> [What is required]:
Arrange the lines of the listing as a Markdown table with the columns Row and Line. Start with the line containing "y-tick-label: 400,000 bbox=[38, 291, 80, 306]", go on through the line containing "bar bbox=[230, 301, 275, 413]", number each row, and leave out any blank lines.

> [Records]:
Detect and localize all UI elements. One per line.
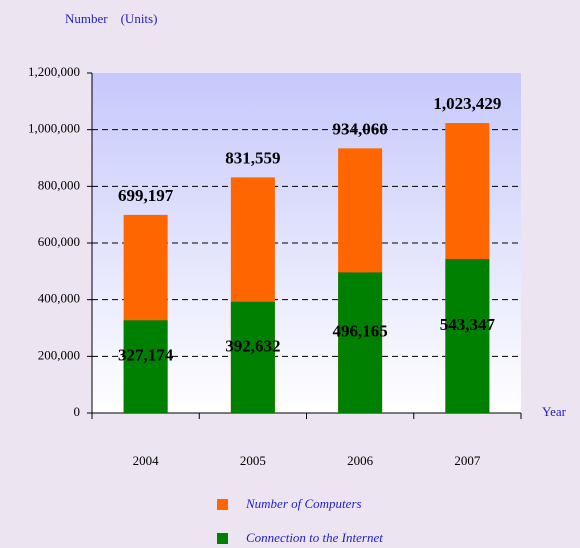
y-tick-label: 400,000 bbox=[38, 291, 80, 306]
x-axis-title: Year bbox=[542, 404, 567, 419]
legend-swatch bbox=[217, 499, 228, 510]
value-label: 327,174 bbox=[118, 346, 174, 365]
bar bbox=[338, 272, 383, 413]
y-tick-label: 200,000 bbox=[38, 347, 80, 362]
x-tick-label: 2006 bbox=[347, 453, 374, 468]
value-label: 496,165 bbox=[333, 322, 388, 341]
legend-label: Connection to the Internet bbox=[246, 530, 383, 545]
bar bbox=[230, 301, 275, 413]
y-tick-label: 800,000 bbox=[38, 177, 80, 192]
x-tick-label: 2007 bbox=[454, 453, 481, 468]
bar bbox=[445, 259, 490, 413]
value-label: 831,559 bbox=[225, 148, 280, 167]
y-tick-label: 1,200,000 bbox=[28, 64, 80, 79]
value-label: 1,023,429 bbox=[433, 94, 501, 113]
y-tick-label: 1,000,000 bbox=[28, 121, 80, 136]
legend-label: Number of Computers bbox=[245, 496, 362, 511]
y-axis-title: Number (Units) bbox=[65, 11, 157, 26]
y-tick-label: 0 bbox=[74, 404, 81, 419]
value-label: 699,197 bbox=[118, 186, 174, 205]
value-label: 934,060 bbox=[333, 119, 388, 138]
value-label: 392,632 bbox=[225, 336, 280, 355]
legend-swatch bbox=[217, 533, 228, 544]
y-tick-label: 600,000 bbox=[38, 234, 80, 249]
x-tick-label: 2004 bbox=[133, 453, 160, 468]
x-tick-label: 2005 bbox=[240, 453, 266, 468]
value-label: 543,347 bbox=[440, 315, 496, 334]
bar bbox=[123, 320, 168, 413]
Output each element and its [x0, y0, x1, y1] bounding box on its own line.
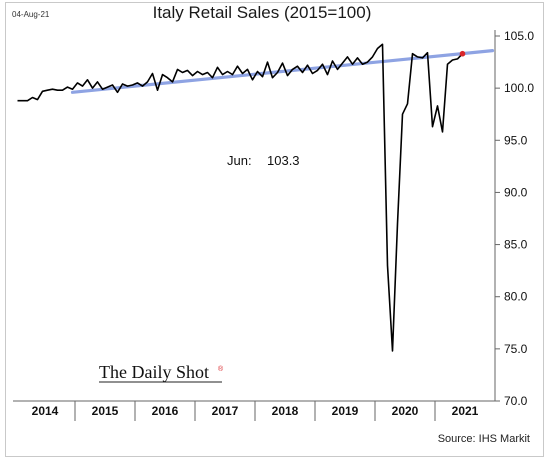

> [Answer in full]:
| Row | Line |
|---|---|
| 1 | y-tick-label: 400,000 bbox=[38, 291, 80, 306] |
| 2 | x-axis-title: Year bbox=[542, 404, 567, 419] |
| 3 | legend-swatch bbox=[217, 499, 228, 510] |
| 4 | value-label: 327,174 bbox=[118, 346, 174, 365] |
| 5 | bar bbox=[338, 272, 383, 413] |
| 6 | y-tick-label: 200,000 bbox=[38, 347, 80, 362] |
| 7 | x-tick-label: 2006 bbox=[347, 453, 374, 468] |
| 8 | value-label: 496,165 bbox=[333, 322, 388, 341] |
| 9 | legend-label: Connection to the Internet bbox=[246, 530, 383, 545] |
| 10 | bar bbox=[230, 301, 275, 413] |